Written request: In the literature review below, please state what the Local Outlier Factor bases its identification of anomalies on.

2. Literature Review

The field of time-series anomaly detection has seen significant advancements, with classical methods evolving to address diverse data characteristics. Traditional techniques such as time-series decomposition, clustering, and density estimation have provided robust solutions for identifying anomalies, particularly in data with distinct patterns or significant deviations from normal distributions. Notable examples include the Local Outlier Factor (LOF) [4], which identifies anomalies based on local density deviations, and the Deep Autoencoding Gaussian Mixture Model (DAGMM) [12], which leverages density estimation principles. These methods are particularly effective in scenarios where the underlying data distribution is good, allowing for the identification of deviant outliers.
Clustering-based methods often use the distance to the cluster center as an anomaly score. For instance, ITAD (Integrative Tensor-based Anomaly Detection) [13] employs tensor-based decomposition to model normal behavior patterns and utilizes clustering to group similar patterns. This approach not only enhances the detection of anomalies but also facilitates the understanding of the underlying structure of the data, which can be crucial for operational insights. Deep-SVDD [3] trains a neural network to map normal data instances close to a central point in the latent space, while IForest [14] isolates anomalies through a recursive partitioning process, randomly selecting features and split values. The iterative nature of IForest enables the efficient processing of high-dimensional data, making it suitable for complex time-series datasets.

Given data:
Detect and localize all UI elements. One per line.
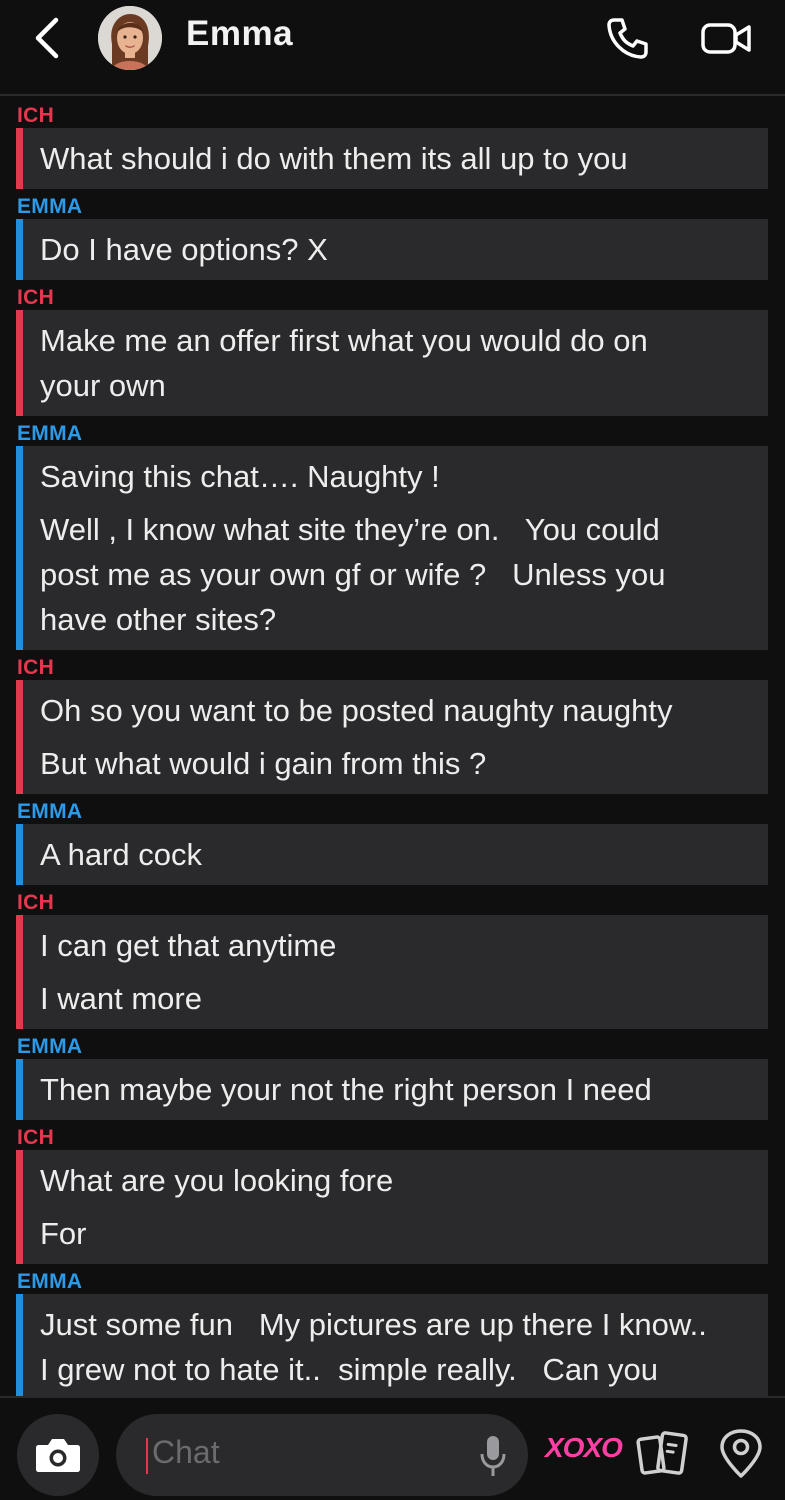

Exercise answer: Local density deviations.